- [What you have to do]: Go through the entries below and retype them exactly, omitting each picture.

- [Exercise material]:
▬▬▬
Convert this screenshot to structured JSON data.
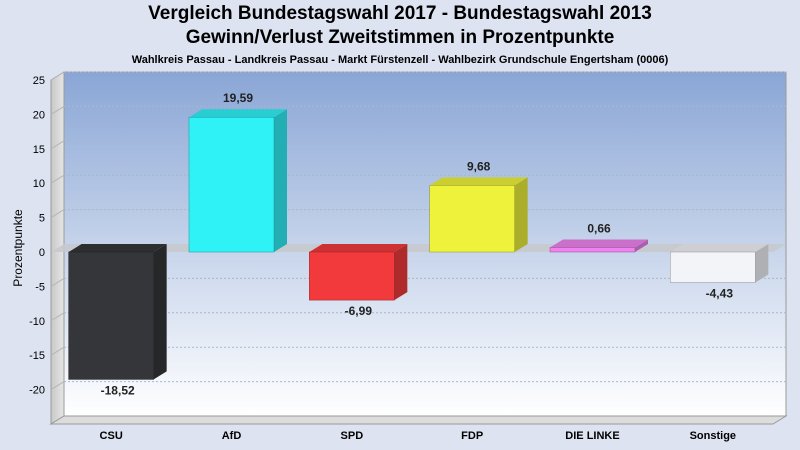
{
  "chart_data": {
    "type": "bar",
    "title": "Vergleich Bundestagswahl 2017 - Bundestagswahl 2013",
    "title_line2": "Gewinn/Verlust Zweitstimmen in Prozentpunkte",
    "subtitle": "Wahlkreis Passau - Landkreis Passau - Markt Fürstenzell - Wahlbezirk Grundschule Engertsham (0006)",
    "xlabel": "",
    "ylabel": "Prozentpunkte",
    "ylim": [
      -25,
      25
    ],
    "yticks": [
      25,
      20,
      15,
      10,
      5,
      0,
      -5,
      -10,
      -15,
      -20
    ],
    "grid": true,
    "categories": [
      "CSU",
      "AfD",
      "SPD",
      "FDP",
      "DIE LINKE",
      "Sonstige"
    ],
    "values": [
      -18.52,
      19.59,
      -6.99,
      9.68,
      0.66,
      -4.43
    ],
    "value_labels": [
      "-18,52",
      "19,59",
      "-6,99",
      "9,68",
      "0,66",
      "-4,43"
    ],
    "colors": [
      "#353639",
      "#2ff2f7",
      "#f23a3c",
      "#eef23a",
      "#ee82ee",
      "#f3f4f8"
    ]
  }
}
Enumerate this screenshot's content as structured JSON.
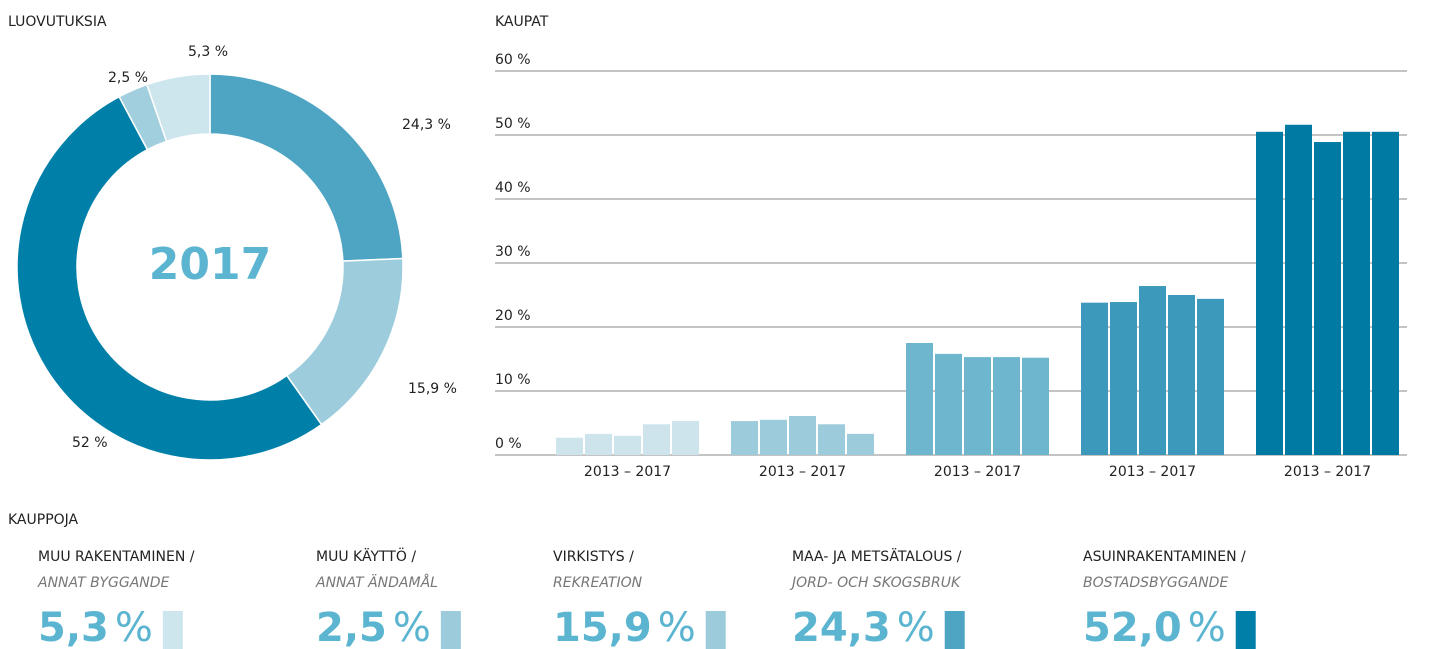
▬▬▬
- [Solution for this task]:
Convert this screenshot to structured JSON data.
{
  "chart_data": {
    "type": "bar",
    "title": "Vergleich Bundestagswahl 2017 - Bundestagswahl 2013",
    "title_line2": "Gewinn/Verlust Zweitstimmen in Prozentpunkte",
    "subtitle": "Wahlkreis Passau - Landkreis Passau - Markt Fürstenzell - Wahlbezirk Grundschule Engertsham (0006)",
    "xlabel": "",
    "ylabel": "Prozentpunkte",
    "ylim": [
      -25,
      25
    ],
    "yticks": [
      25,
      20,
      15,
      10,
      5,
      0,
      -5,
      -10,
      -15,
      -20
    ],
    "grid": true,
    "categories": [
      "CSU",
      "AfD",
      "SPD",
      "FDP",
      "DIE LINKE",
      "Sonstige"
    ],
    "values": [
      -18.52,
      19.59,
      -6.99,
      9.68,
      0.66,
      -4.43
    ],
    "value_labels": [
      "-18,52",
      "19,59",
      "-6,99",
      "9,68",
      "0,66",
      "-4,43"
    ],
    "colors": [
      "#353639",
      "#2ff2f7",
      "#f23a3c",
      "#eef23a",
      "#ee82ee",
      "#f3f4f8"
    ]
  }
}
Enumerate this screenshot's content as structured JSON.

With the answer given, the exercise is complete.